● Request
Print each line exactly as it is given.

● Data for this task
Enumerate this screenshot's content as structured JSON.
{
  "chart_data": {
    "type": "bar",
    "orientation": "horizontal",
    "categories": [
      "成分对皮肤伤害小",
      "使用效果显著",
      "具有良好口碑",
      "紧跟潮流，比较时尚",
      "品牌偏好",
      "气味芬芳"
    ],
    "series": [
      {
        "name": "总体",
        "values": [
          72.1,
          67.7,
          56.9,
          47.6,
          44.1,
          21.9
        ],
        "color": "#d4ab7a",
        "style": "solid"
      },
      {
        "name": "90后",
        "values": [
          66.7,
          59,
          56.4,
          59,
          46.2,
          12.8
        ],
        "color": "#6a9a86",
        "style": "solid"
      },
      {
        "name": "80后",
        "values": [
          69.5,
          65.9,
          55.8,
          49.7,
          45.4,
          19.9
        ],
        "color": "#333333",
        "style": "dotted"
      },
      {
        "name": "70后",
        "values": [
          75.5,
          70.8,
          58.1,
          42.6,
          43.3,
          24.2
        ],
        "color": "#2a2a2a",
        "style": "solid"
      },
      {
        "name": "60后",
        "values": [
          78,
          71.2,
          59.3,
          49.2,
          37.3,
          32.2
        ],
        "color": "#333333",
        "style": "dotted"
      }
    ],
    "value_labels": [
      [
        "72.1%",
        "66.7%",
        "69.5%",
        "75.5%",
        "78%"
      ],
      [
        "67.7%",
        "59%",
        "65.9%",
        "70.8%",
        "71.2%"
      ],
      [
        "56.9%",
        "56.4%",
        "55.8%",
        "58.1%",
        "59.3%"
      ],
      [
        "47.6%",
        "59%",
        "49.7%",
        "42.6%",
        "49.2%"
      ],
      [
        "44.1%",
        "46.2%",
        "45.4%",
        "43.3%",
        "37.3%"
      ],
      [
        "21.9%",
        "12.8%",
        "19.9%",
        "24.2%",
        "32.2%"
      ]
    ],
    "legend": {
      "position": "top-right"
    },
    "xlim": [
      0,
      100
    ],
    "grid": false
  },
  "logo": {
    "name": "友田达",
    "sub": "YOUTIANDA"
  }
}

● Complete response
Enumerate this screenshot's content as structured JSON.
{
  "chart_data": {
    "type": "bar",
    "orientation": "horizontal",
    "categories": [
      "成分对皮肤伤害小",
      "使用效果显著",
      "具有良好口碑",
      "紧跟潮流，比较时尚",
      "品牌偏好",
      "气味芬芳"
    ],
    "series": [
      {
        "name": "总体",
        "values": [
          72.1,
          67.7,
          56.9,
          47.6,
          44.1,
          21.9
        ],
        "color": "#d4ab7a",
        "style": "solid"
      },
      {
        "name": "90后",
        "values": [
          66.7,
          59,
          56.4,
          59,
          46.2,
          12.8
        ],
        "color": "#6a9a86",
        "style": "solid"
      },
      {
        "name": "80后",
        "values": [
          69.5,
          65.9,
          55.8,
          49.7,
          45.4,
          19.9
        ],
        "color": "#333333",
        "style": "dotted"
      },
      {
        "name": "70后",
        "values": [
          75.5,
          70.8,
          58.1,
          42.6,
          43.3,
          24.2
        ],
        "color": "#2a2a2a",
        "style": "solid"
      },
      {
        "name": "60后",
        "values": [
          78,
          71.2,
          59.3,
          49.2,
          37.3,
          32.2
        ],
        "color": "#333333",
        "style": "dotted"
      }
    ],
    "value_labels": [
      [
        "72.1%",
        "66.7%",
        "69.5%",
        "75.5%",
        "78%"
      ],
      [
        "67.7%",
        "59%",
        "65.9%",
        "70.8%",
        "71.2%"
      ],
      [
        "56.9%",
        "56.4%",
        "55.8%",
        "58.1%",
        "59.3%"
      ],
      [
        "47.6%",
        "59%",
        "49.7%",
        "42.6%",
        "49.2%"
      ],
      [
        "44.1%",
        "46.2%",
        "45.4%",
        "43.3%",
        "37.3%"
      ],
      [
        "21.9%",
        "12.8%",
        "19.9%",
        "24.2%",
        "32.2%"
      ]
    ],
    "legend": {
      "position": "top-right"
    },
    "xlim": [
      0,
      100
    ],
    "grid": false
  },
  "logo": {
    "name": "友田达",
    "sub": "YOUTIANDA"
  }
}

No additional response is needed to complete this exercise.